* Work required
Write out every line of the material exactly as it appears.

* Material for this task
──────

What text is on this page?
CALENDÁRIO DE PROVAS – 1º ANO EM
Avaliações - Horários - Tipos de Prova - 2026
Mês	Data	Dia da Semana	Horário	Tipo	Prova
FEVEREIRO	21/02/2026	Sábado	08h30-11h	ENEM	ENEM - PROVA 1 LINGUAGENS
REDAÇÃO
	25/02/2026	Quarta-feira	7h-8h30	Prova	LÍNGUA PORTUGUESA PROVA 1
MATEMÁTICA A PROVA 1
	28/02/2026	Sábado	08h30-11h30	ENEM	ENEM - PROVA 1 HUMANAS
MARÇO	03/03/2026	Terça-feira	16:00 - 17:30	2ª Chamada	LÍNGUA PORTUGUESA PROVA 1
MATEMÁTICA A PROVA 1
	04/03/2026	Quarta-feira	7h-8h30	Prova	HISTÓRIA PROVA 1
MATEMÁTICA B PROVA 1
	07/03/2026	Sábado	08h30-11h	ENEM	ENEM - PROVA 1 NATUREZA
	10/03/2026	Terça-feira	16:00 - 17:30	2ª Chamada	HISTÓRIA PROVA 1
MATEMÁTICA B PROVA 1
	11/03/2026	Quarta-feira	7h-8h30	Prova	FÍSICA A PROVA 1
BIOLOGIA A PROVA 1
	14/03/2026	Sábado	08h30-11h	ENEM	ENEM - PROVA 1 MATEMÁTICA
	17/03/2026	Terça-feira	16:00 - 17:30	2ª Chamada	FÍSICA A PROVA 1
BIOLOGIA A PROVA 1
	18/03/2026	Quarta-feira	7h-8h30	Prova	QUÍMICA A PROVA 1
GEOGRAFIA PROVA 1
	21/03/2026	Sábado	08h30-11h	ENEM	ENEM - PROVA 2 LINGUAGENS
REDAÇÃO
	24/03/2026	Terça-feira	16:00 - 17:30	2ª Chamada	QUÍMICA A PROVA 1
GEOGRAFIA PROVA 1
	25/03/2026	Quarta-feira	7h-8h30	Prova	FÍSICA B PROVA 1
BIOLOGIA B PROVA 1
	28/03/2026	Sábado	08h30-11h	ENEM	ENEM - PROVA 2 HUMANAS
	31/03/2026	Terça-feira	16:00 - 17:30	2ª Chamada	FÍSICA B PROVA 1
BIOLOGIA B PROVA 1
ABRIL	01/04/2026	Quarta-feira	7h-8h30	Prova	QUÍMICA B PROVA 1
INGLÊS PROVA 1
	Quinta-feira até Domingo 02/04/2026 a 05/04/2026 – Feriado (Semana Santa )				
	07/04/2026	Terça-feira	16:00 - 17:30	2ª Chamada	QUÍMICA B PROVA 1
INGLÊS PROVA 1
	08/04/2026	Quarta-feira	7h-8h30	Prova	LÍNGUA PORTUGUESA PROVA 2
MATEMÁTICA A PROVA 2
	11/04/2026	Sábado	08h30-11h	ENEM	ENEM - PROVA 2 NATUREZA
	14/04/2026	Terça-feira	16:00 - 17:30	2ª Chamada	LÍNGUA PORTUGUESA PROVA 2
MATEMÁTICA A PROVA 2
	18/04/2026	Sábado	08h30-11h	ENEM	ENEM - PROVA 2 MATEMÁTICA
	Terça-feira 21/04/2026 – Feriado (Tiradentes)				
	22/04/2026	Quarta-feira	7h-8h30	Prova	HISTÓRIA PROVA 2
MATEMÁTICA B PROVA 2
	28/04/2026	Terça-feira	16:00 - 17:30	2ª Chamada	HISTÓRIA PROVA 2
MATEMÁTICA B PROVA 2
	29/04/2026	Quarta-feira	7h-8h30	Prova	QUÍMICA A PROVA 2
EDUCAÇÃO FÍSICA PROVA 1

──────

* Problem solution
What text is on this page?
CALENDÁRIO DE PROVAS – 1º ANO EM
Avaliações - Horários - Tipos de Prova - 2026
Mês	Data	Dia da Semana	Horário	Tipo	Prova
FEVEREIRO	21/02/2026	Sábado	08h30-11h	ENEM	ENEM - PROVA 1 LINGUAGENS
REDAÇÃO
	25/02/2026	Quarta-feira	7h-8h30	Prova	LÍNGUA PORTUGUESA PROVA 1
MATEMÁTICA A PROVA 1
	28/02/2026	Sábado	08h30-11h30	ENEM	ENEM - PROVA 1 HUMANAS
MARÇO	03/03/2026	Terça-feira	16:00 - 17:30	2ª Chamada	LÍNGUA PORTUGUESA PROVA 1
MATEMÁTICA A PROVA 1
	04/03/2026	Quarta-feira	7h-8h30	Prova	HISTÓRIA PROVA 1
MATEMÁTICA B PROVA 1
	07/03/2026	Sábado	08h30-11h	ENEM	ENEM - PROVA 1 NATUREZA
	10/03/2026	Terça-feira	16:00 - 17:30	2ª Chamada	HISTÓRIA PROVA 1
MATEMÁTICA B PROVA 1
	11/03/2026	Quarta-feira	7h-8h30	Prova	FÍSICA A PROVA 1
BIOLOGIA A PROVA 1
	14/03/2026	Sábado	08h30-11h	ENEM	ENEM - PROVA 1 MATEMÁTICA
	17/03/2026	Terça-feira	16:00 - 17:30	2ª Chamada	FÍSICA A PROVA 1
BIOLOGIA A PROVA 1
	18/03/2026	Quarta-feira	7h-8h30	Prova	QUÍMICA A PROVA 1
GEOGRAFIA PROVA 1
	21/03/2026	Sábado	08h30-11h	ENEM	ENEM - PROVA 2 LINGUAGENS
REDAÇÃO
	24/03/2026	Terça-feira	16:00 - 17:30	2ª Chamada	QUÍMICA A PROVA 1
GEOGRAFIA PROVA 1
	25/03/2026	Quarta-feira	7h-8h30	Prova	FÍSICA B PROVA 1
BIOLOGIA B PROVA 1
	28/03/2026	Sábado	08h30-11h	ENEM	ENEM - PROVA 2 HUMANAS
	31/03/2026	Terça-feira	16:00 - 17:30	2ª Chamada	FÍSICA B PROVA 1
BIOLOGIA B PROVA 1
ABRIL	01/04/2026	Quarta-feira	7h-8h30	Prova	QUÍMICA B PROVA 1
INGLÊS PROVA 1
	Quinta-feira até Domingo 02/04/2026 a 05/04/2026 – Feriado (Semana Santa )				
	07/04/2026	Terça-feira	16:00 - 17:30	2ª Chamada	QUÍMICA B PROVA 1
INGLÊS PROVA 1
	08/04/2026	Quarta-feira	7h-8h30	Prova	LÍNGUA PORTUGUESA PROVA 2
MATEMÁTICA A PROVA 2
	11/04/2026	Sábado	08h30-11h	ENEM	ENEM - PROVA 2 NATUREZA
	14/04/2026	Terça-feira	16:00 - 17:30	2ª Chamada	LÍNGUA PORTUGUESA PROVA 2
MATEMÁTICA A PROVA 2
	18/04/2026	Sábado	08h30-11h	ENEM	ENEM - PROVA 2 MATEMÁTICA
	Terça-feira 21/04/2026 – Feriado (Tiradentes)				
	22/04/2026	Quarta-feira	7h-8h30	Prova	HISTÓRIA PROVA 2
MATEMÁTICA B PROVA 2
	28/04/2026	Terça-feira	16:00 - 17:30	2ª Chamada	HISTÓRIA PROVA 2
MATEMÁTICA B PROVA 2
	29/04/2026	Quarta-feira	7h-8h30	Prova	QUÍMICA A PROVA 2
EDUCAÇÃO FÍSICA PROVA 1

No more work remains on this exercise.